*Exercise details*. Would you extract the whole listing below and retype it exactly?
>>
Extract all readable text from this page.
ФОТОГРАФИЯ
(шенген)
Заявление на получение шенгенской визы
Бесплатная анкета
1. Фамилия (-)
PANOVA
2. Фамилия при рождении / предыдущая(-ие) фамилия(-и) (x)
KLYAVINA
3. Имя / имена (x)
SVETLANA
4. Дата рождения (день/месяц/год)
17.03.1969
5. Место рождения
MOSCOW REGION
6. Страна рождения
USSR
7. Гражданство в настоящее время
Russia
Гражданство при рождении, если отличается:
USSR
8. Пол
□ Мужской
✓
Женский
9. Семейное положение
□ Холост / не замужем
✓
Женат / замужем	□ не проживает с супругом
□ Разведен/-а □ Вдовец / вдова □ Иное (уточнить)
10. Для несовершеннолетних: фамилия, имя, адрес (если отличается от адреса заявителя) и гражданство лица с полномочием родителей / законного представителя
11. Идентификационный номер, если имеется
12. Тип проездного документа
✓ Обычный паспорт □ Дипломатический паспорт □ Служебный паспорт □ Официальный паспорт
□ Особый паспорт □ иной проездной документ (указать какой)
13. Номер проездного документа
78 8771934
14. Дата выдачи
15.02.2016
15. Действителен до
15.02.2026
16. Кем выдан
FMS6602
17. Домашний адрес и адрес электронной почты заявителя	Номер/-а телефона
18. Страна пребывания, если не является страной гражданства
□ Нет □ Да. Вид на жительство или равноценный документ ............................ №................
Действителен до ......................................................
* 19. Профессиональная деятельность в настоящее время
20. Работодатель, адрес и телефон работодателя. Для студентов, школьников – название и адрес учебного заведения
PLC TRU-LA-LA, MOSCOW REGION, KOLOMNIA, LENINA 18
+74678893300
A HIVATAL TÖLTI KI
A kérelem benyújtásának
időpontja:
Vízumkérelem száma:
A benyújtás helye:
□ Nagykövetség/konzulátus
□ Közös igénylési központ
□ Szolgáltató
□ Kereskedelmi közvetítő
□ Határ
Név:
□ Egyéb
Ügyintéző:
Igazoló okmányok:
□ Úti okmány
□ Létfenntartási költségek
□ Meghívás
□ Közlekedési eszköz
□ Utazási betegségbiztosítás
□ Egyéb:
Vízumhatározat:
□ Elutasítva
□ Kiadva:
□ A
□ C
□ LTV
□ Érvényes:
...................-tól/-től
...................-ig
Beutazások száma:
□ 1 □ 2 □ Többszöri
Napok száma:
<<
*Right answer*.
Extract all readable text from this page.
ФОТОГРАФИЯ
(шенген)
Заявление на получение шенгенской визы
Бесплатная анкета
1. Фамилия (-)
PANOVA
2. Фамилия при рождении / предыдущая(-ие) фамилия(-и) (x)
KLYAVINA
3. Имя / имена (x)
SVETLANA
4. Дата рождения (день/месяц/год)
17.03.1969
5. Место рождения
MOSCOW REGION
6. Страна рождения
USSR
7. Гражданство в настоящее время
Russia
Гражданство при рождении, если отличается:
USSR
8. Пол
□ Мужской
✓
Женский
9. Семейное положение
□ Холост / не замужем
✓
Женат / замужем	□ не проживает с супругом
□ Разведен/-а □ Вдовец / вдова □ Иное (уточнить)
10. Для несовершеннолетних: фамилия, имя, адрес (если отличается от адреса заявителя) и гражданство лица с полномочием родителей / законного представителя
11. Идентификационный номер, если имеется
12. Тип проездного документа
✓ Обычный паспорт □ Дипломатический паспорт □ Служебный паспорт □ Официальный паспорт
□ Особый паспорт □ иной проездной документ (указать какой)
13. Номер проездного документа
78 8771934
14. Дата выдачи
15.02.2016
15. Действителен до
15.02.2026
16. Кем выдан
FMS6602
17. Домашний адрес и адрес электронной почты заявителя	Номер/-а телефона
18. Страна пребывания, если не является страной гражданства
□ Нет □ Да. Вид на жительство или равноценный документ ............................ №................
Действителен до ......................................................
* 19. Профессиональная деятельность в настоящее время
20. Работодатель, адрес и телефон работодателя. Для студентов, школьников – название и адрес учебного заведения
PLC TRU-LA-LA, MOSCOW REGION, KOLOMNIA, LENINA 18
+74678893300
A HIVATAL TÖLTI KI
A kérelem benyújtásának
időpontja:
Vízumkérelem száma:
A benyújtás helye:
□ Nagykövetség/konzulátus
□ Közös igénylési központ
□ Szolgáltató
□ Kereskedelmi közvetítő
□ Határ
Név:
□ Egyéb
Ügyintéző:
Igazoló okmányok:
□ Úti okmány
□ Létfenntartási költségek
□ Meghívás
□ Közlekedési eszköz
□ Utazási betegségbiztosítás
□ Egyéb:
Vízumhatározat:
□ Elutasítva
□ Kiadva:
□ A
□ C
□ LTV
□ Érvényes:
...................-tól/-től
...................-ig
Beutazások száma:
□ 1 □ 2 □ Többszöri
Napok száma:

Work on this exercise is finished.